Gather every line of the entries that includes the word "Hare".
=-=-=
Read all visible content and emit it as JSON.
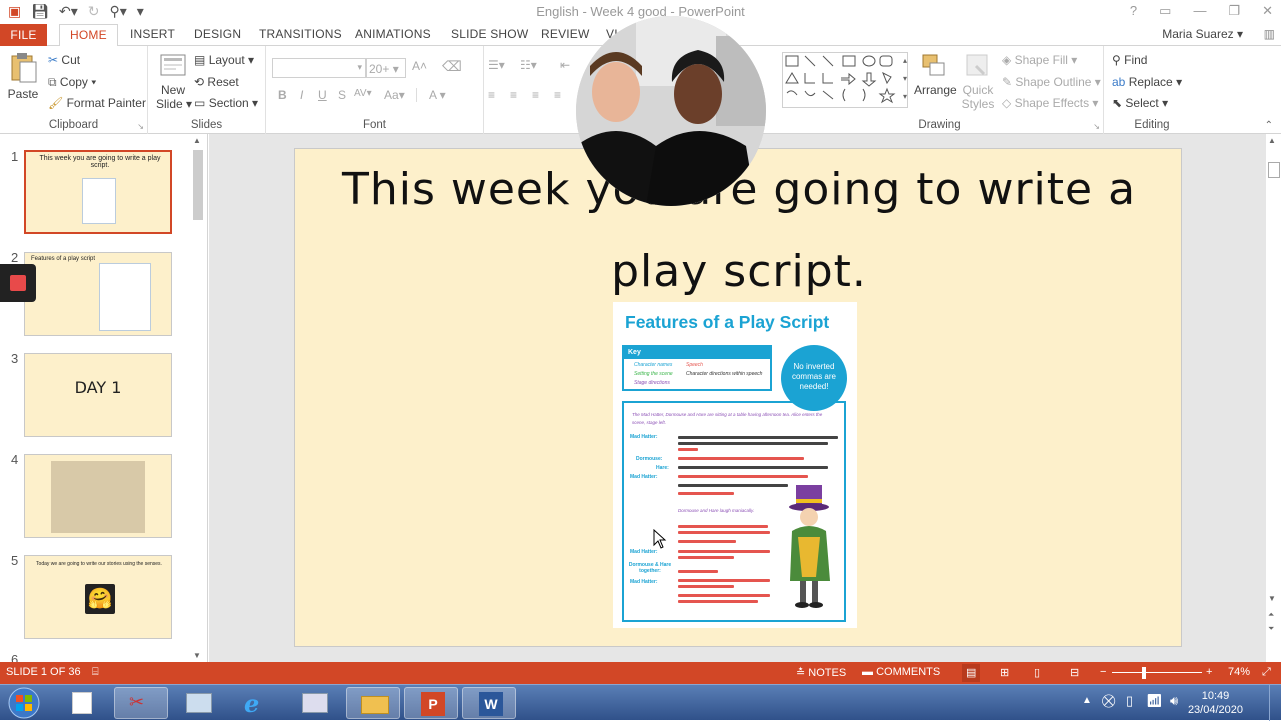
{
  "window": {
    "title": "English - Week 4 good - PowerPoint",
    "controls": [
      "?",
      "▭",
      "—",
      "❐",
      "✕"
    ]
  },
  "ribbon_tabs": [
    "FILE",
    "HOME",
    "INSERT",
    "DESIGN",
    "TRANSITIONS",
    "ANIMATIONS",
    "SLIDE SHOW",
    "REVIEW",
    "VI"
  ],
  "user": "Maria Suarez",
  "clipboard": {
    "paste": "Paste",
    "cut": "Cut",
    "copy": "Copy",
    "format_painter": "Format Painter",
    "label": "Clipboard"
  },
  "slides_group": {
    "new_slide_1": "New",
    "new_slide_2": "Slide",
    "layout": "Layout",
    "reset": "Reset",
    "section": "Section",
    "label": "Slides"
  },
  "font_group": {
    "font_size": "20+",
    "label": "Font",
    "bold": "B",
    "italic": "I",
    "underline": "U",
    "shadow": "S",
    "spacing": "AV",
    "case": "Aa",
    "color": "A"
  },
  "drawing_group": {
    "arrange": "Arrange",
    "quick_styles_1": "Quick",
    "quick_styles_2": "Styles",
    "shape_fill": "Shape Fill",
    "shape_outline": "Shape Outline",
    "shape_effects": "Shape Effects",
    "label": "Drawing"
  },
  "editing_group": {
    "find": "Find",
    "replace": "Replace",
    "select": "Select",
    "label": "Editing"
  },
  "thumbnails": [
    {
      "num": "1",
      "text": "This week you are going to write a play script."
    },
    {
      "num": "2",
      "text": "Features of a play script"
    },
    {
      "num": "3",
      "text": "DAY 1"
    },
    {
      "num": "4",
      "text": ""
    },
    {
      "num": "5",
      "text": "Today we are going to write our stories using the senses."
    },
    {
      "num": "6",
      "text": ""
    }
  ],
  "slide": {
    "title_line1": "This week you are going to write a",
    "title_line2": "play script.",
    "doc_title": "Features of a Play Script",
    "key_label": "Key",
    "key_items": [
      "Character names",
      "Speech",
      "Setting the scene",
      "Character directions within speech",
      "Stage directions"
    ],
    "circle_text": "No inverted commas are needed!",
    "script_intro": "The Mad Hatter, Dormouse and Hare are sitting at a table having afternoon tea. Alice enters the scene, stage left.",
    "speakers": [
      "Mad Hatter:",
      "Dormouse:",
      "Hare:",
      "Mad Hatter:",
      "Mad Hatter:",
      "Dormouse & Hare together:",
      "Mad Hatter:"
    ],
    "stage_direction": "Dormouse and Hare laugh maniacally."
  },
  "status": {
    "slide_of": "SLIDE 1 OF 36",
    "notes": "NOTES",
    "comments": "COMMENTS",
    "zoom": "74%"
  },
  "taskbar": {
    "time": "10:49",
    "date": "23/04/2020"
  },
  "colors": {
    "accent": "#d24726",
    "slide_bg": "#fdf0cb",
    "doc_blue": "#1ba3d3"
  }
}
=-=-=
### ANSWER TO THIS EXERCISE
    "script_intro": "The Mad Hatter, Dormouse and Hare are sitting at a table having afternoon tea. Alice enters the scene, stage left.",
      "Hare:",
      "Dormouse & Hare together:",
    "stage_direction": "Dormouse and Hare laugh maniacally."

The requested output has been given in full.